[start]
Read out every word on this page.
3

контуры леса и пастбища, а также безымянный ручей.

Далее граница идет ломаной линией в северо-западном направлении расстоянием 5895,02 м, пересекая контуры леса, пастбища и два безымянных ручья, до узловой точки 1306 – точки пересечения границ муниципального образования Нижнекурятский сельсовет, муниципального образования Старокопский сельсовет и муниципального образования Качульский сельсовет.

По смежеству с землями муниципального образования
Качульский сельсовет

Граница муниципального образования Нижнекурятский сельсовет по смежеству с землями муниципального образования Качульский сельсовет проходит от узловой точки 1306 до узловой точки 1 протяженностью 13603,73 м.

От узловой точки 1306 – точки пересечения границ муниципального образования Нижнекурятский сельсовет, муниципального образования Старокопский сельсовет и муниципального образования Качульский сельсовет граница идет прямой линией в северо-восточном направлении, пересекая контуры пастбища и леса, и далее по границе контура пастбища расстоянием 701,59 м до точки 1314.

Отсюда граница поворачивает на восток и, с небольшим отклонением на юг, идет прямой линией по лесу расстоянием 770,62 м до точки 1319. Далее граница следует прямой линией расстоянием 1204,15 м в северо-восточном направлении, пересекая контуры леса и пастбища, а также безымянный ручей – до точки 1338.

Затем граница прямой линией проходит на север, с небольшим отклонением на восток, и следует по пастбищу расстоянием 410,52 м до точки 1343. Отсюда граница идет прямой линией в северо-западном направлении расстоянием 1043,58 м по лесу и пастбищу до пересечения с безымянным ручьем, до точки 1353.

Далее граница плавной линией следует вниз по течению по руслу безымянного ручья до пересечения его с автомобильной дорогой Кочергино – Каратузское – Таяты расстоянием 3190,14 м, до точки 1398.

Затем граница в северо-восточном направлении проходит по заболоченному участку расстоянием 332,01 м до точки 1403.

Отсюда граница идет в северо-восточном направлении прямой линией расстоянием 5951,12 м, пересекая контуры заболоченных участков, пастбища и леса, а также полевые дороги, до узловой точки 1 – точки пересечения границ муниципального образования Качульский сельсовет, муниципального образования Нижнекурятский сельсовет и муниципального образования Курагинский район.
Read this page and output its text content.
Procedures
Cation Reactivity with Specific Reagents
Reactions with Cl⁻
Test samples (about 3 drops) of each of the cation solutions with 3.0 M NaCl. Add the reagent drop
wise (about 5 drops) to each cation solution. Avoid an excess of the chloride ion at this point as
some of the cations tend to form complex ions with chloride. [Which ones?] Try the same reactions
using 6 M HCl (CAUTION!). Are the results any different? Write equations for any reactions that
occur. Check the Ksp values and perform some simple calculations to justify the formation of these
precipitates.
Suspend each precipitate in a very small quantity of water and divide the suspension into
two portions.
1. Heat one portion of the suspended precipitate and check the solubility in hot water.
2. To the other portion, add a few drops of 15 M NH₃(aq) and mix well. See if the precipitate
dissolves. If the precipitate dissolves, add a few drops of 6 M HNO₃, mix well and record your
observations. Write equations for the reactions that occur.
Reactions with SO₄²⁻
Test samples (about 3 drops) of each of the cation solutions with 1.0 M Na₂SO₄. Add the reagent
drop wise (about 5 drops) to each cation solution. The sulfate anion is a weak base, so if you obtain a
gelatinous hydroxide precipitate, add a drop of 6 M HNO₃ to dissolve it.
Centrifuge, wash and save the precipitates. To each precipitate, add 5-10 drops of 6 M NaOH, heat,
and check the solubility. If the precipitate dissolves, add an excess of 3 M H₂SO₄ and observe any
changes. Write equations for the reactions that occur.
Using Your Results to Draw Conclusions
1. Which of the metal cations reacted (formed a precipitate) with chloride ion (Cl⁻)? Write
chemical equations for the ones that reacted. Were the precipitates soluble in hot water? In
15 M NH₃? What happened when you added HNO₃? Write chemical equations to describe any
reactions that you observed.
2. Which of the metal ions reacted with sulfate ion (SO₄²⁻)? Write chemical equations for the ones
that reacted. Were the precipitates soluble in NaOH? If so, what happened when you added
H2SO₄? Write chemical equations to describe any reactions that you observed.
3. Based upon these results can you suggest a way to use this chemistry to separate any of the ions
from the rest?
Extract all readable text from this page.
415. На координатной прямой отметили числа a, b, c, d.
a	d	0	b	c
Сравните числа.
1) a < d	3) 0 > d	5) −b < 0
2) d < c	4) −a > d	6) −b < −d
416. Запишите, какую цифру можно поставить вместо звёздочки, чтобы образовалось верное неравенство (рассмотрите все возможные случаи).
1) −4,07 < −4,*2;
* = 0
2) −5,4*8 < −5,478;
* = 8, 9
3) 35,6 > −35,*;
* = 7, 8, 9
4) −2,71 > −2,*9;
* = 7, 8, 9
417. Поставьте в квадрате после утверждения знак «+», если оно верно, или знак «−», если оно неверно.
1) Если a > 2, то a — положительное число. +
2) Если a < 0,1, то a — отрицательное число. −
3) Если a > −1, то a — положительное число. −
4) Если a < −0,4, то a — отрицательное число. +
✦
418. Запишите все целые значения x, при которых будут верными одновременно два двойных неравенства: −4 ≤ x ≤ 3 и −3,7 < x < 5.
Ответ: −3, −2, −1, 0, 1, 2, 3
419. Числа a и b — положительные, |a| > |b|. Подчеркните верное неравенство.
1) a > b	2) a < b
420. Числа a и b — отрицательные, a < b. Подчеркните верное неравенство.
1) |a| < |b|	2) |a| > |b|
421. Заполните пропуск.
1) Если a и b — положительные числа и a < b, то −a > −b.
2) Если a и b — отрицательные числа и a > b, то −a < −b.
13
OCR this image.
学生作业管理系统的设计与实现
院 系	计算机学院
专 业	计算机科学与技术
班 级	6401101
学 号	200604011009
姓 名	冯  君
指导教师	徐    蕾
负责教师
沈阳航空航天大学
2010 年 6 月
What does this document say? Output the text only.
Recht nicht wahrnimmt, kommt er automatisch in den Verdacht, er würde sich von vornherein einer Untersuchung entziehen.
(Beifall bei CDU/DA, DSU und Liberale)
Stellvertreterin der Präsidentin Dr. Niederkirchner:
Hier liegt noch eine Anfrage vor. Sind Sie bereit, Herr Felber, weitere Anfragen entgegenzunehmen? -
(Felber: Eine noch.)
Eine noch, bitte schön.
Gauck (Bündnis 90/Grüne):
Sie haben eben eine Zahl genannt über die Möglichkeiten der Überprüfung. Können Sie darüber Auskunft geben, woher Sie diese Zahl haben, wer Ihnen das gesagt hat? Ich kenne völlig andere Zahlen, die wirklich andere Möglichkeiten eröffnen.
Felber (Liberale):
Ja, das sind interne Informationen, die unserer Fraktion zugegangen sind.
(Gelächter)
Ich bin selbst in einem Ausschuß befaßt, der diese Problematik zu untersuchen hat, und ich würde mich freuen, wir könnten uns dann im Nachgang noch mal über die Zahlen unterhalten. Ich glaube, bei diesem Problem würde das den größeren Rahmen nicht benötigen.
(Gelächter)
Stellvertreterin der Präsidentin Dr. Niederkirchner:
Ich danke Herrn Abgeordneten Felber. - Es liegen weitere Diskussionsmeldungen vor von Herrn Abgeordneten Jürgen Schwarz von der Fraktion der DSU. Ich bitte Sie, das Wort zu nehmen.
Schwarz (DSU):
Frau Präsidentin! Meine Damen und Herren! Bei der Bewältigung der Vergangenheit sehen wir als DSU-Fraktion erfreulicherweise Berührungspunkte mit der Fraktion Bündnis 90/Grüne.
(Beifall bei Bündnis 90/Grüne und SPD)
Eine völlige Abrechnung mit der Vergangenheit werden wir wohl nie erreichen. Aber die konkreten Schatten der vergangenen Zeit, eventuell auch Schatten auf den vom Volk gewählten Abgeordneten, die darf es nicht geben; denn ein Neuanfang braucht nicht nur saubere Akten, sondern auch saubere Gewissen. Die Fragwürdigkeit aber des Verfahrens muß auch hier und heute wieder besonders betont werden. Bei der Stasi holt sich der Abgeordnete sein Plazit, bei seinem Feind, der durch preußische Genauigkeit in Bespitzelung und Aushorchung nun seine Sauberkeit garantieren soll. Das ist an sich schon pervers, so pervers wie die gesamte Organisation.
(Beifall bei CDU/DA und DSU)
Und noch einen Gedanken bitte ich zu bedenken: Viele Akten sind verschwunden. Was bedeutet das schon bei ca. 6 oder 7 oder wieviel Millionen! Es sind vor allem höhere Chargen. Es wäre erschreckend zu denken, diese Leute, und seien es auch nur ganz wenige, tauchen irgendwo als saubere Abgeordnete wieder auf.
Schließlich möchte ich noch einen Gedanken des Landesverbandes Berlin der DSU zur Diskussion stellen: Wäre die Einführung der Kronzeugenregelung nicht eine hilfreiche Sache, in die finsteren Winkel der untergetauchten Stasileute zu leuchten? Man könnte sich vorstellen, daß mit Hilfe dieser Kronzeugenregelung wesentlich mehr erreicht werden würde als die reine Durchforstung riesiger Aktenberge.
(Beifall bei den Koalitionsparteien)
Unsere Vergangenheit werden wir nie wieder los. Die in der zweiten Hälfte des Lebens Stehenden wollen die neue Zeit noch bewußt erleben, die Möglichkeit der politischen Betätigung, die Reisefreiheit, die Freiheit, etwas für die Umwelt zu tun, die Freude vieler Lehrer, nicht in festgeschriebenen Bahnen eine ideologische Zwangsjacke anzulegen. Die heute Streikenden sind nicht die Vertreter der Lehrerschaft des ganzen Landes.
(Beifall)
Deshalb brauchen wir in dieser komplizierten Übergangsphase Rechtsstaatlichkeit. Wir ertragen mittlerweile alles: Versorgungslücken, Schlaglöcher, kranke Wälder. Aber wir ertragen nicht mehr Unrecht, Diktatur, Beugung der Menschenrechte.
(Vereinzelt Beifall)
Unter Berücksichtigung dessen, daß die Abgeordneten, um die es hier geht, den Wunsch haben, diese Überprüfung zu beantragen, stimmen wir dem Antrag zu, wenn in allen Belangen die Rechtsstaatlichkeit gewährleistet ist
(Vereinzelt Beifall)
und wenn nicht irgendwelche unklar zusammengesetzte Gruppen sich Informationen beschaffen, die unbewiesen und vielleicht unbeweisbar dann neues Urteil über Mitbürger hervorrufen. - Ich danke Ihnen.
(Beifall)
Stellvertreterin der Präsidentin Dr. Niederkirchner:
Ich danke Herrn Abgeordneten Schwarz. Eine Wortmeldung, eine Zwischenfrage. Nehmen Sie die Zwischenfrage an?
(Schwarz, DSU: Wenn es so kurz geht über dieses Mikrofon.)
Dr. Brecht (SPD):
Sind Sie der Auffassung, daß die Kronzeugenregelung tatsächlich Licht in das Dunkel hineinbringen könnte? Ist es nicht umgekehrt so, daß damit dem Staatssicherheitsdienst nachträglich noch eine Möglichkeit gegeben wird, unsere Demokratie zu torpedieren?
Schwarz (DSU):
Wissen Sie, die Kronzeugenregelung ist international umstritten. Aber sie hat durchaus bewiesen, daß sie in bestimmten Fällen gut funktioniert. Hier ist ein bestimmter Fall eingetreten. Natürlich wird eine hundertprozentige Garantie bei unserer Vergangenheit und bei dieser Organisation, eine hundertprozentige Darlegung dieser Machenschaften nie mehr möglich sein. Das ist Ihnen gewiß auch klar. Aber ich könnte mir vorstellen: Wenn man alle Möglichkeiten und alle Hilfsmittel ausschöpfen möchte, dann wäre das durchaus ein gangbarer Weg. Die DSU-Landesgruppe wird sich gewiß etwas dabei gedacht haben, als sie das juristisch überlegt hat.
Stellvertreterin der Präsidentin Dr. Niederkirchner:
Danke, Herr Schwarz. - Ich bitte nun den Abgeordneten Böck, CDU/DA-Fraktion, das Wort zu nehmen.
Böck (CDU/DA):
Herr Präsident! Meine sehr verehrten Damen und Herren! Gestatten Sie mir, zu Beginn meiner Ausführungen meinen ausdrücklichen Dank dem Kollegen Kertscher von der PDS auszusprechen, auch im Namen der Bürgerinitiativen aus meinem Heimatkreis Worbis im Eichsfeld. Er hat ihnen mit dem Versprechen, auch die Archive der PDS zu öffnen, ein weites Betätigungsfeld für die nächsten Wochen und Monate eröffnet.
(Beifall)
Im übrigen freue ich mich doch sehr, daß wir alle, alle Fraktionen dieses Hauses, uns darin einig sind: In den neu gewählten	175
[end]
Brief -> In the entries above, locate every line with the word "восточном" and copy it.

Solution for this task ->
От узловой точки 1306 – точки пересечения границ муниципального образования Нижнекурятский сельсовет, муниципального образования Старокопский сельсовет и муниципального образования Качульский сельсовет граница идет прямой линией в северо-восточном направлении, пересекая контуры пастбища и леса, и далее по границе контура пастбища расстоянием 701,59 м до точки 1314.
Отсюда граница поворачивает на восток и, с небольшим отклонением на юг, идет прямой линией по лесу расстоянием 770,62 м до точки 1319. Далее граница следует прямой линией расстоянием 1204,15 м в северо-восточном направлении, пересекая контуры леса и пастбища, а также безымянный ручей – до точки 1338.
Затем граница в северо-восточном направлении проходит по заболоченному участку расстоянием 332,01 м до точки 1403.
Отсюда граница идет в северо-восточном направлении прямой линией расстоянием 5951,12 м, пересекая контуры заболоченных участков, пастбища и леса, а также полевые дороги, до узловой точки 1 – точки пересечения границ муниципального образования Качульский сельсовет, муниципального образования Нижнекурятский сельсовет и муниципального образования Курагинский район.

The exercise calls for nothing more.